»»
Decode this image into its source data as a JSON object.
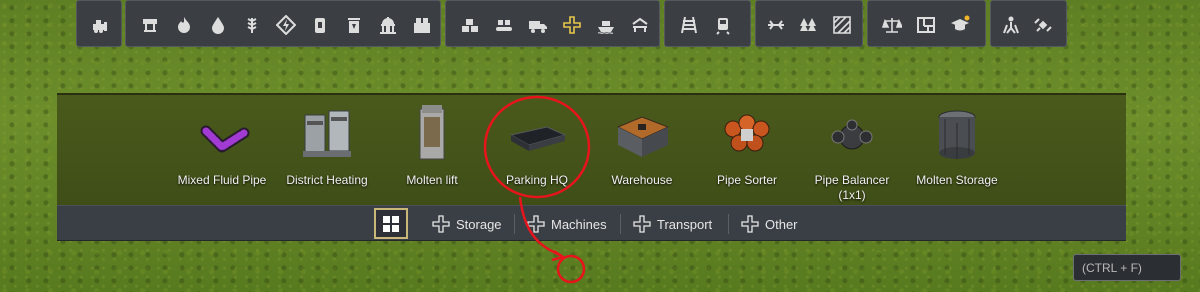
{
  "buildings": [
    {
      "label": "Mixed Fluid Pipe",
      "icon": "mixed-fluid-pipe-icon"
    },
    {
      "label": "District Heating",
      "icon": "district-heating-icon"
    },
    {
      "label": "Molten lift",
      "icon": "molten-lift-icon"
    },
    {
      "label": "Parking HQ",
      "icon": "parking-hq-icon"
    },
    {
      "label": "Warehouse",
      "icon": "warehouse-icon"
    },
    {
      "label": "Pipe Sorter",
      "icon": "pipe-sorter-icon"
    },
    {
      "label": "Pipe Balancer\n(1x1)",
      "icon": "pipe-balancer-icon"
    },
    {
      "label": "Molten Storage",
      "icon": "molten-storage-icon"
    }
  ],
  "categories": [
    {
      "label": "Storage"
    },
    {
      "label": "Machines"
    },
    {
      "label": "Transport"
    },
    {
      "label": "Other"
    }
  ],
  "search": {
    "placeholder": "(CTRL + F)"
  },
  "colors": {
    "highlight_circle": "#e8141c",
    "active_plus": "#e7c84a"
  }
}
««
»»
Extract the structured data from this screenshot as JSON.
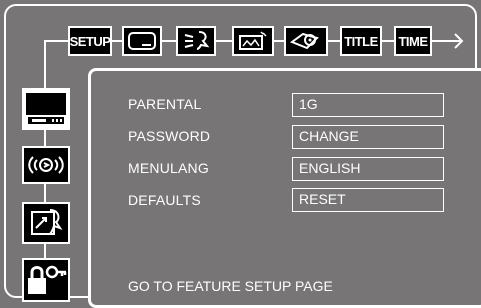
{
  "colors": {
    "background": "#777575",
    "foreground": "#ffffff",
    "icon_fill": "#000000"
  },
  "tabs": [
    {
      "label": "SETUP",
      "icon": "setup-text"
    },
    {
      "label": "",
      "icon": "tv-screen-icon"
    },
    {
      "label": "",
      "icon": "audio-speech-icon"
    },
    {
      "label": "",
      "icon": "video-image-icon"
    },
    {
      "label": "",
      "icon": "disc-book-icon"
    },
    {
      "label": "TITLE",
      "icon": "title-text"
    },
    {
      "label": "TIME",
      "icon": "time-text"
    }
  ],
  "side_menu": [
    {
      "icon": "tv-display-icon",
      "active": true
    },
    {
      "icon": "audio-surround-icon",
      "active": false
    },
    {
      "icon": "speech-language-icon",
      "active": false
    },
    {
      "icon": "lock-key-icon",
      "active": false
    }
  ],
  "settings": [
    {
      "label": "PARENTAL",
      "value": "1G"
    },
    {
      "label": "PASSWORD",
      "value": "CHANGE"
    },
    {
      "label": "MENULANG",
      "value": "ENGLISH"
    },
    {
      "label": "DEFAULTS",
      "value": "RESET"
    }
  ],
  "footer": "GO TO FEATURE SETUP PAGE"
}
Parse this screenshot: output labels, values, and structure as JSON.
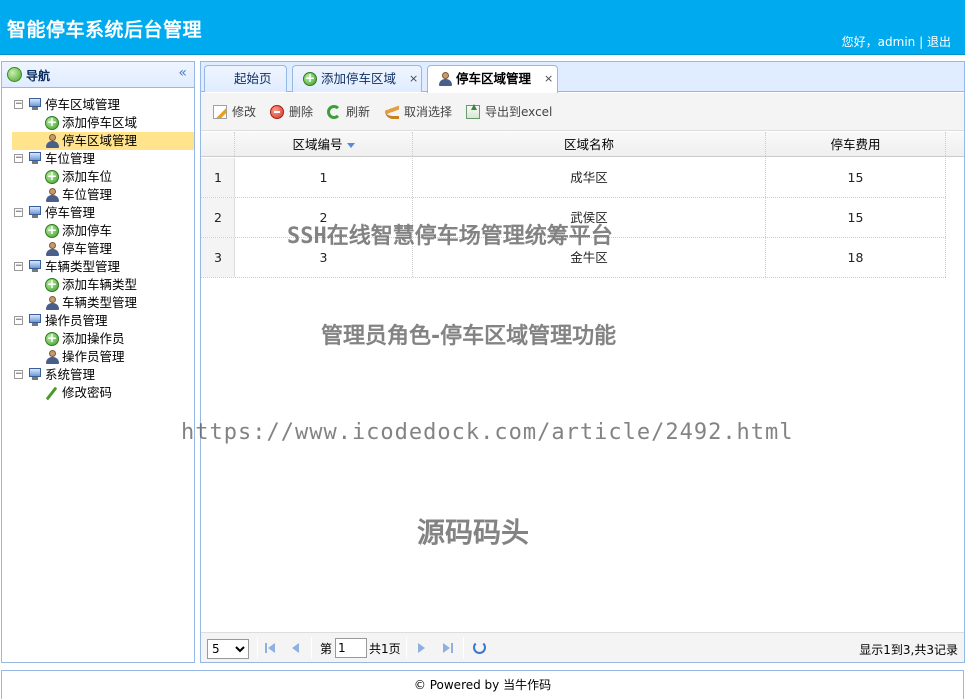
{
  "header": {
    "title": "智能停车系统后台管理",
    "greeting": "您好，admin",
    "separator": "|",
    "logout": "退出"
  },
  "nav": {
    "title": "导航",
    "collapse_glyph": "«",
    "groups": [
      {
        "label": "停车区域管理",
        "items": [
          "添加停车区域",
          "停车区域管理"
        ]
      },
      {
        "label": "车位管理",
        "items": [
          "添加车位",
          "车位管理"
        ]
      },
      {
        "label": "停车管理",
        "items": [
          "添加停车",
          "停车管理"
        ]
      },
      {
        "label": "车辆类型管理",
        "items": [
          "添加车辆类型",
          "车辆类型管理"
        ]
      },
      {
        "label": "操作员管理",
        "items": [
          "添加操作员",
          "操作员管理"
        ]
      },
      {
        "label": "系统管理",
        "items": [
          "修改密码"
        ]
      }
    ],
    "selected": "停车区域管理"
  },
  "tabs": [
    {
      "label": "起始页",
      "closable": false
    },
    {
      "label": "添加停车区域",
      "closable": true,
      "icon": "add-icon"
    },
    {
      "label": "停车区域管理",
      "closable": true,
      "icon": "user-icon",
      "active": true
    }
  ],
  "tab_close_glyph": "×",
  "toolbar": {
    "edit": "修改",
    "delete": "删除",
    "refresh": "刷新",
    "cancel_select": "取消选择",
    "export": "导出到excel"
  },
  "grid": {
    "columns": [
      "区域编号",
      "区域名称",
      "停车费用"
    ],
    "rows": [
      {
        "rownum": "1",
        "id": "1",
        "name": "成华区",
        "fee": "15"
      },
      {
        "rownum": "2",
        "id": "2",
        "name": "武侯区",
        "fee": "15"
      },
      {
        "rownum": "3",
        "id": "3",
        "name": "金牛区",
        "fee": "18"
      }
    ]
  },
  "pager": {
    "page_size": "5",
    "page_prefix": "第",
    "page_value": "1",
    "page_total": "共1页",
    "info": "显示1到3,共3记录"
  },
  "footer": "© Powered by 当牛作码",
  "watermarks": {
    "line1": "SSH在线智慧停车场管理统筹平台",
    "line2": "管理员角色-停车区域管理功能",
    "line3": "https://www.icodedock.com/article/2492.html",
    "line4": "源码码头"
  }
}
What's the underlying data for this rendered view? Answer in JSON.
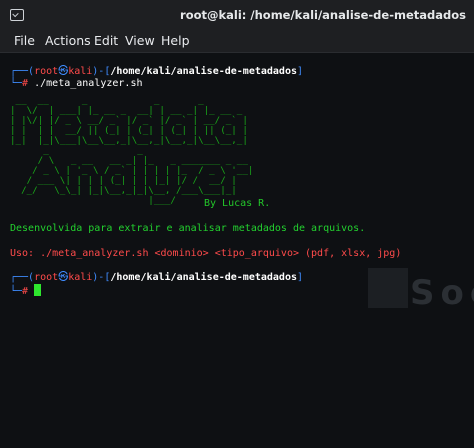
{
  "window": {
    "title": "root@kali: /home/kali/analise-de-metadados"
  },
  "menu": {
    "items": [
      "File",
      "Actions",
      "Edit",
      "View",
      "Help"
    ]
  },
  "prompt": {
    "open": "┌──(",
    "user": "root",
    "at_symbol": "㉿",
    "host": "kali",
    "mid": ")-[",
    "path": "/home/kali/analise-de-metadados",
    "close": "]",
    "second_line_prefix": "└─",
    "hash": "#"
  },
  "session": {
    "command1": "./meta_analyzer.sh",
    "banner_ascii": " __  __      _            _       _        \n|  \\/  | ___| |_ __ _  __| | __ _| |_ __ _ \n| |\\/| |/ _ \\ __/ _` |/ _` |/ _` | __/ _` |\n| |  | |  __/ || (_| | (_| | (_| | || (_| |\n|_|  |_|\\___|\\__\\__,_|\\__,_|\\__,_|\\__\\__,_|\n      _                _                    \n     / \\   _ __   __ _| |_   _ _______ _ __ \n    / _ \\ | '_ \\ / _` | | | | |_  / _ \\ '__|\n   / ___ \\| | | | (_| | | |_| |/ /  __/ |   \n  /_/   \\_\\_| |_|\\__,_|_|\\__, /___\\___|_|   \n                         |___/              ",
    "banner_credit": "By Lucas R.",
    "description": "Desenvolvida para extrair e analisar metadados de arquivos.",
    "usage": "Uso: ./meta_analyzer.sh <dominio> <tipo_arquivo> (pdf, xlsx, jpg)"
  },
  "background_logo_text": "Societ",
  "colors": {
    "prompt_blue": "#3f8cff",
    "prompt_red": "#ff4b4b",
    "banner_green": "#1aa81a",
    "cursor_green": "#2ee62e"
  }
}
««
»»
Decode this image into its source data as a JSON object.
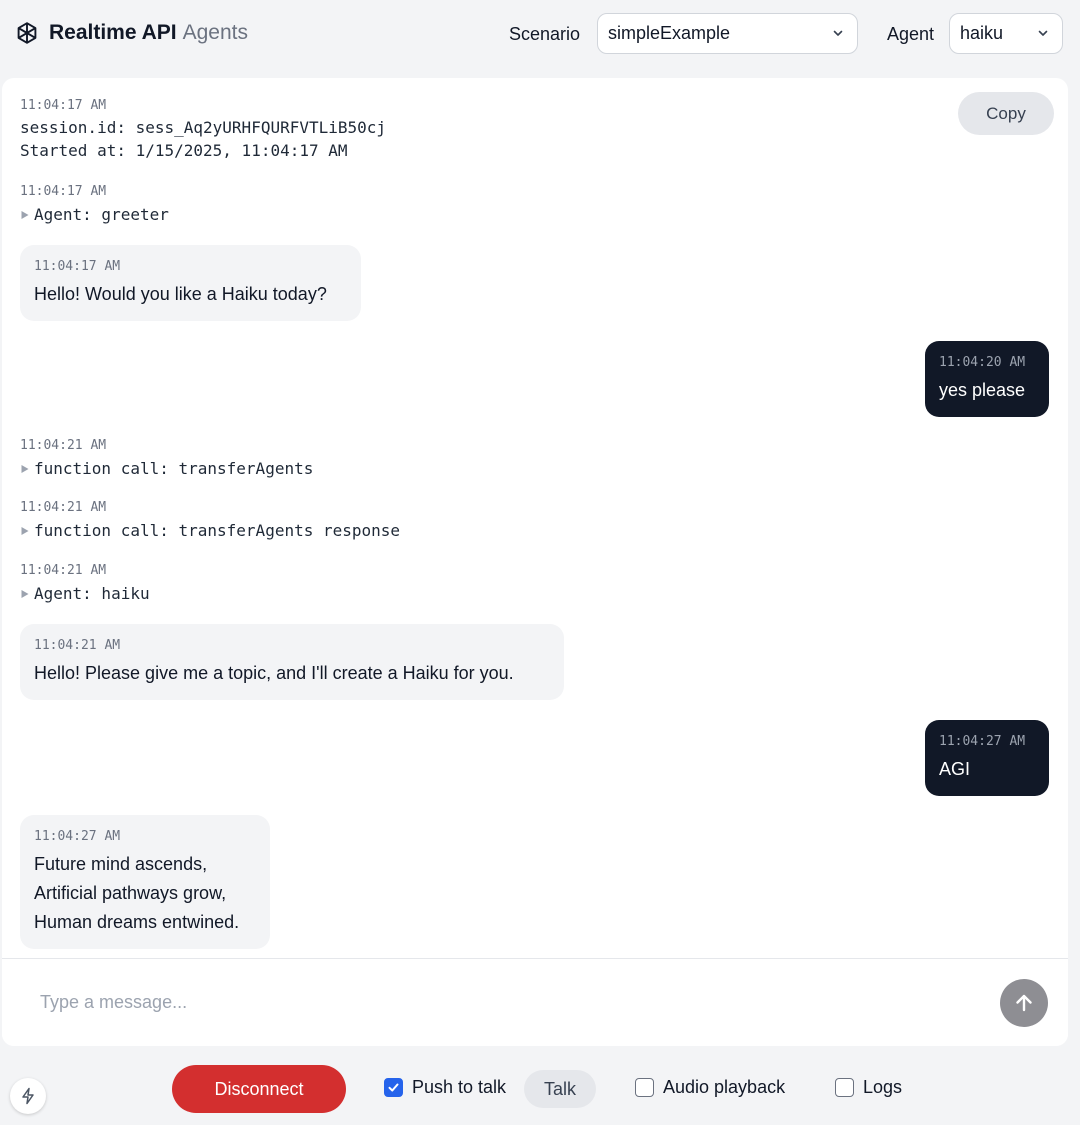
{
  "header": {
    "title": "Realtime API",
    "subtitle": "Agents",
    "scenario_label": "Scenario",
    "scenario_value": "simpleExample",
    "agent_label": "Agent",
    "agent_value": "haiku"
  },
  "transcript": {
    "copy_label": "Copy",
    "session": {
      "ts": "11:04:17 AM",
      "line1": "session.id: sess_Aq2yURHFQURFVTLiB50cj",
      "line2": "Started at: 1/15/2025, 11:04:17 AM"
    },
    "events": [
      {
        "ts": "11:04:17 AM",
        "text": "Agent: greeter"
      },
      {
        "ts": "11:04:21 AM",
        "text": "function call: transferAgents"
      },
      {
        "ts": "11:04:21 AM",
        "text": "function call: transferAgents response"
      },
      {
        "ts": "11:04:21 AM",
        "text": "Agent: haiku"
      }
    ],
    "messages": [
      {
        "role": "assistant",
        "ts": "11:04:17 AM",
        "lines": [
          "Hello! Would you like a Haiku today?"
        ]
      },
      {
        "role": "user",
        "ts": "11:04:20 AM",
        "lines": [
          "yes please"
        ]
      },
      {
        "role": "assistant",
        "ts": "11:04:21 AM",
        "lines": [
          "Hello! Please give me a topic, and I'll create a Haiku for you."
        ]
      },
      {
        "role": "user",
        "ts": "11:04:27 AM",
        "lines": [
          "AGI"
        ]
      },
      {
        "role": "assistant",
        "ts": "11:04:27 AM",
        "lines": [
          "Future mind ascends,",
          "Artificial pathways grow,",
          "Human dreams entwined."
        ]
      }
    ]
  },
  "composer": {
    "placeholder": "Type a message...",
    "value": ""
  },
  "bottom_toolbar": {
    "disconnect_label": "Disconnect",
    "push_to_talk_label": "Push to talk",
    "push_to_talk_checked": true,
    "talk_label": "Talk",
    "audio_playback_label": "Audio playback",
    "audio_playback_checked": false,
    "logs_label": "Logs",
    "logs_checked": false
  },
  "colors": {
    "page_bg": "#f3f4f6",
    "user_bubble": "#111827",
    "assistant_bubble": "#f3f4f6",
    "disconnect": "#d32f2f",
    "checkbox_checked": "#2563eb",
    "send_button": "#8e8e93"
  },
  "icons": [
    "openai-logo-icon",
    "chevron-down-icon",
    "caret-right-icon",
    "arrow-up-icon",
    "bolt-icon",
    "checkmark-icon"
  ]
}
««
▶ Work to be completed
Scan the listing above. Gather each line that contains the word "Hello".

▶ Completed task
          "Hello! Would you like a Haiku today?"
          "Hello! Please give me a topic, and I'll create a Haiku for you."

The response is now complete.